[START Records supplied]

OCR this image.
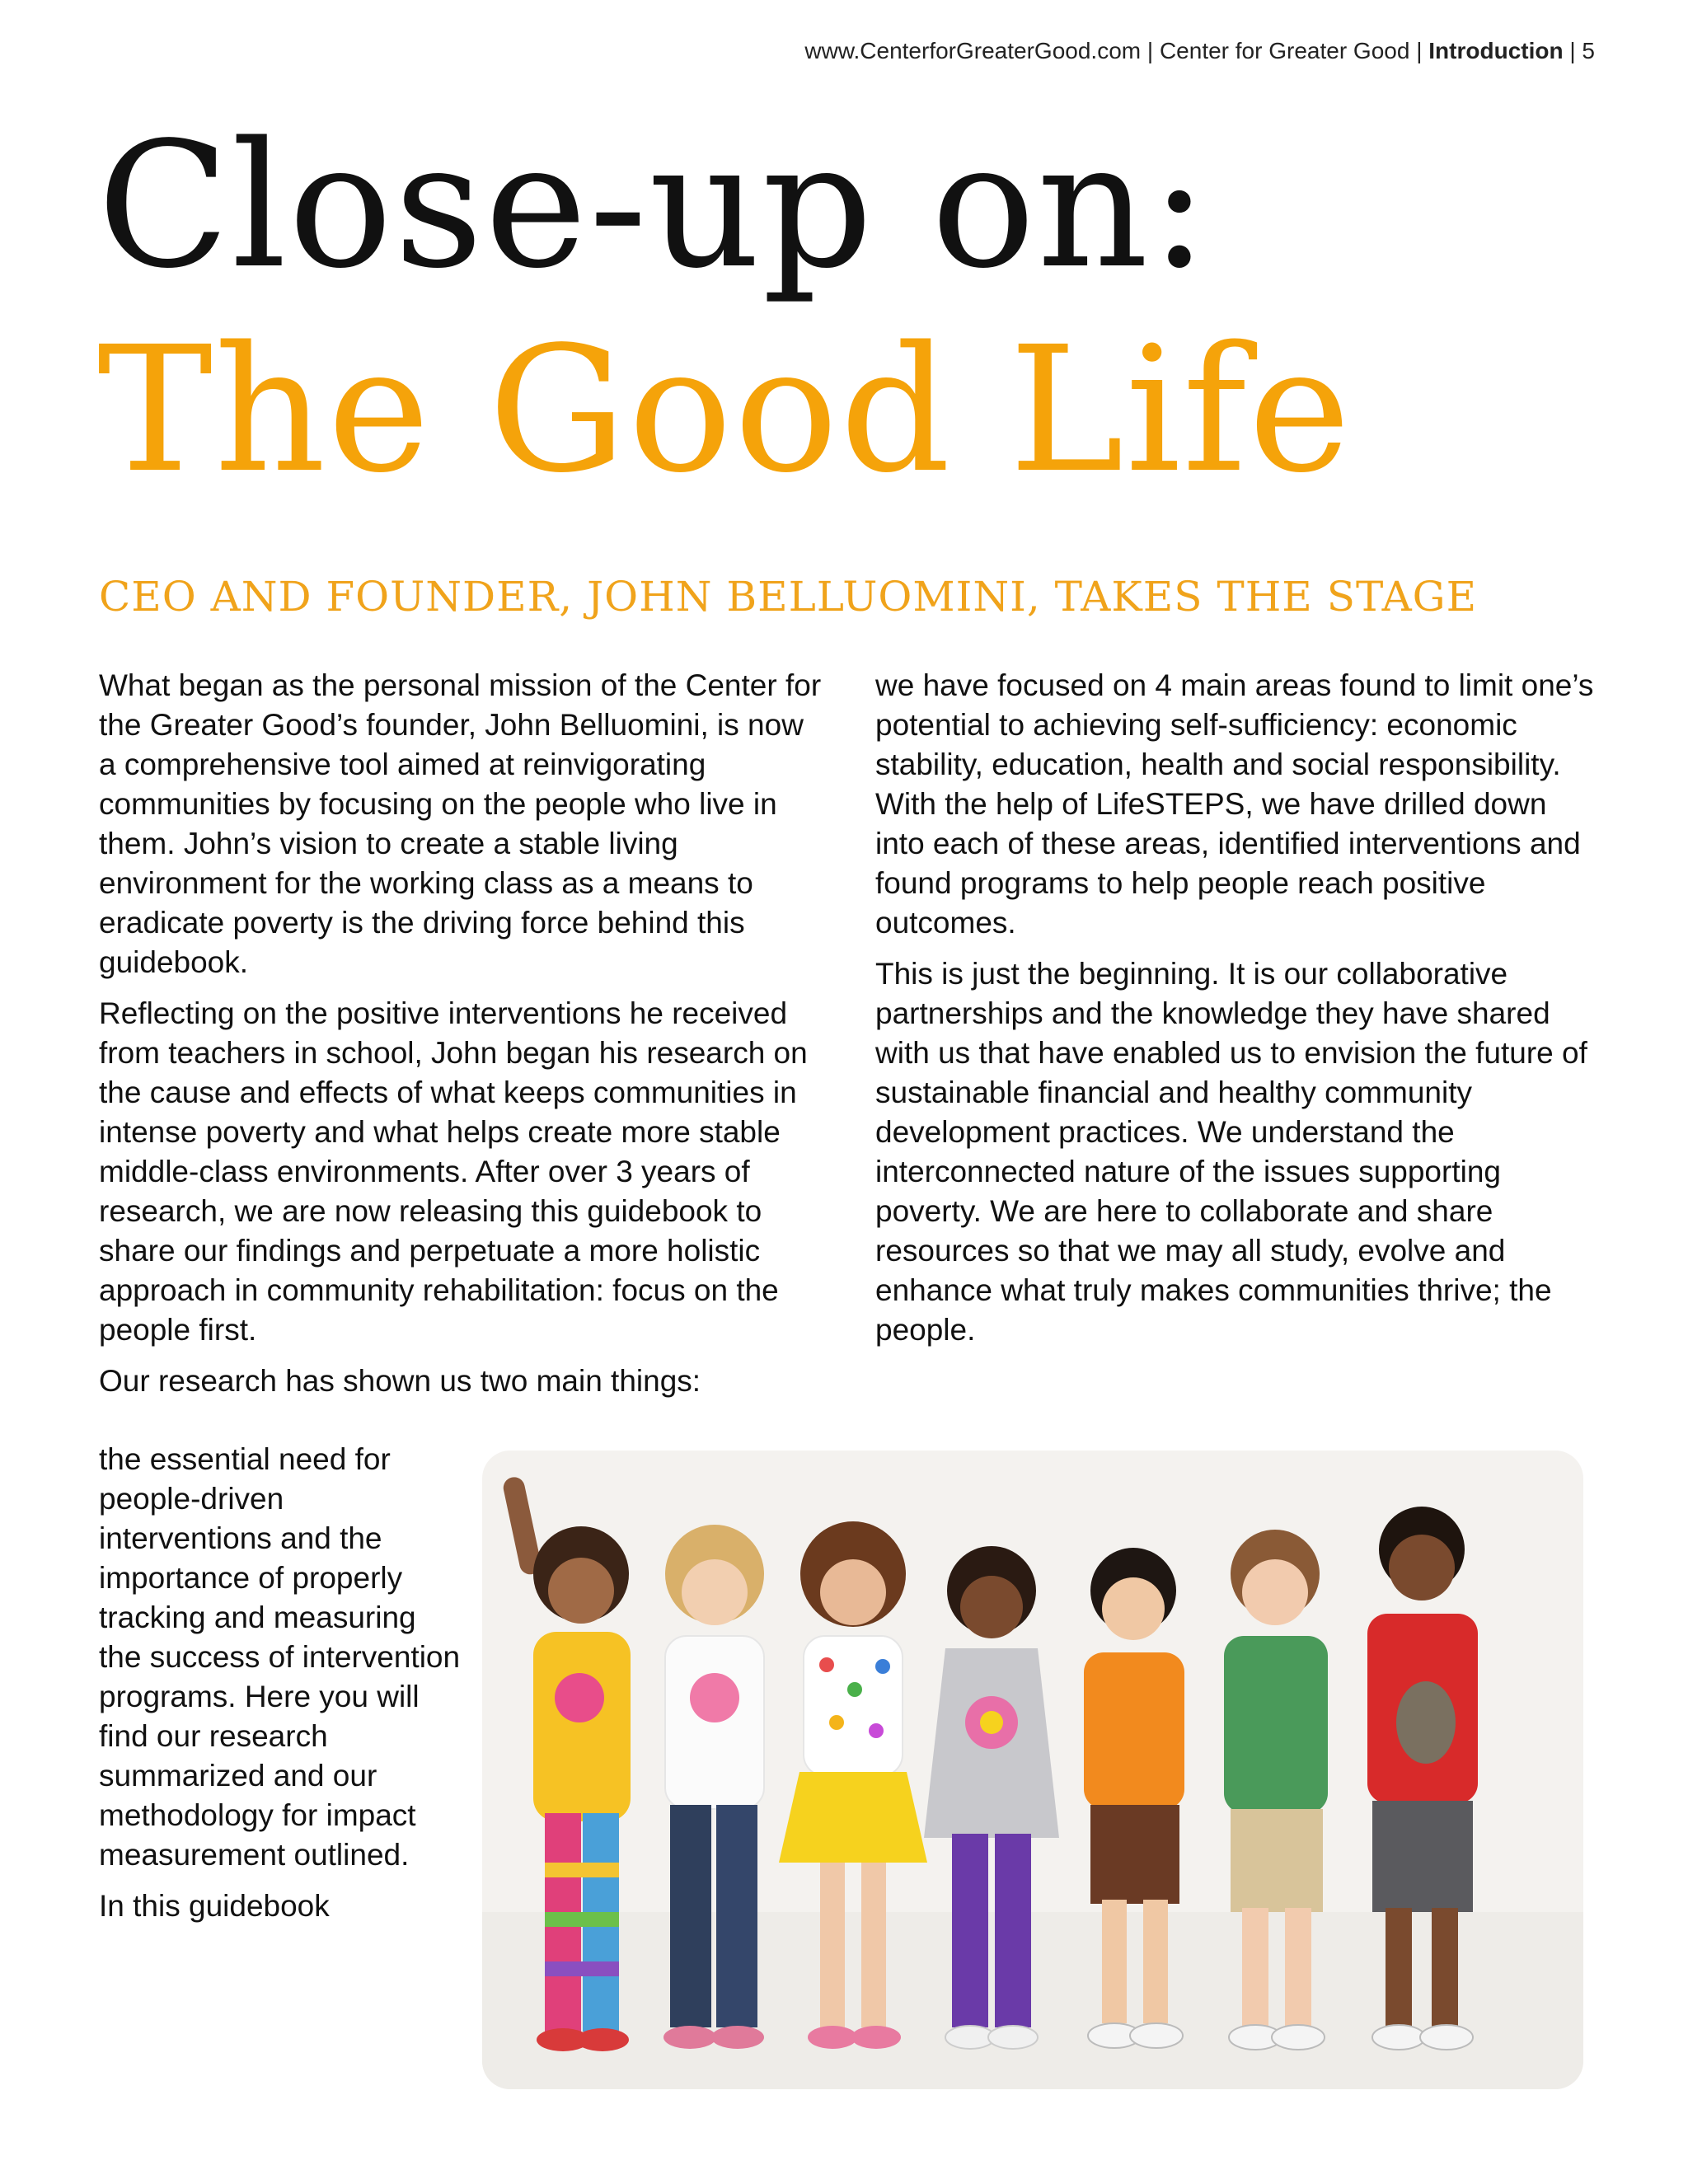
www.CenterforGreaterGood.com | Center for Greater Good | Introduction | 5
Close-up on:
The Good Life
CEO AND FOUNDER, JOHN BELLUOMINI, TAKES THE STAGE

What began as the personal mission of the Center for the Greater Good’s founder, John Belluomini, is now a comprehensive tool aimed at reinvigorating communities by focusing on the people who live in them. John’s vision to create a stable living environment for the working class as a means to eradicate poverty is the driving force behind this guidebook.

Reflecting on the positive interventions he received from teachers in school, John began his research on the cause and effects of what keeps communities in intense poverty and what helps create more stable middle-class environments. After over 3 years of research, we are now releasing this guidebook to share our findings and perpetuate a more holistic approach in community rehabilitation: focus on the people first.

Our research has shown us two main things:

the essential need for people-driven interventions and the importance of properly tracking and measuring the success of intervention programs. Here you will find our research summarized and our methodology for impact measurement outlined.

In this guidebook

we have focused on 4 main areas found to limit one’s potential to achieving self-sufficiency: economic stability, education, health and social responsibility. With the help of LifeSTEPS, we have drilled down into each of these areas, identified interventions and found programs to help people reach positive outcomes.

This is just the beginning. It is our collaborative partnerships and the knowledge they have shared with us that have enabled us to envision the future of sustainable financial and healthy community development practices. We understand the interconnected nature of the issues supporting poverty. We are here to collaborate and share resources so that we may all study, evolve and enhance what truly makes communities thrive; the people.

[END Records supplied]

▶ _Directions_: Quote the records above exactly, leaving out any pictures.

▶ _Solution to the problem_:
OCR this image.
www.CenterforGreaterGood.com | Center for Greater Good | Introduction | 5
Close-up on:
The Good Life
CEO AND FOUNDER, JOHN BELLUOMINI, TAKES THE STAGE

What began as the personal mission of the Center for the Greater Good’s founder, John Belluomini, is now a comprehensive tool aimed at reinvigorating communities by focusing on the people who live in them. John’s vision to create a stable living environment for the working class as a means to eradicate poverty is the driving force behind this guidebook.

Reflecting on the positive interventions he received from teachers in school, John began his research on the cause and effects of what keeps communities in intense poverty and what helps create more stable middle-class environments. After over 3 years of research, we are now releasing this guidebook to share our findings and perpetuate a more holistic approach in community rehabilitation: focus on the people first.

Our research has shown us two main things:

the essential need for people-driven interventions and the importance of properly tracking and measuring the success of intervention programs. Here you will find our research summarized and our methodology for impact measurement outlined.

In this guidebook

we have focused on 4 main areas found to limit one’s potential to achieving self-sufficiency: economic stability, education, health and social responsibility. With the help of LifeSTEPS, we have drilled down into each of these areas, identified interventions and found programs to help people reach positive outcomes.

This is just the beginning. It is our collaborative partnerships and the knowledge they have shared with us that have enabled us to envision the future of sustainable financial and healthy community development practices. We understand the interconnected nature of the issues supporting poverty. We are here to collaborate and share resources so that we may all study, evolve and enhance what truly makes communities thrive; the people.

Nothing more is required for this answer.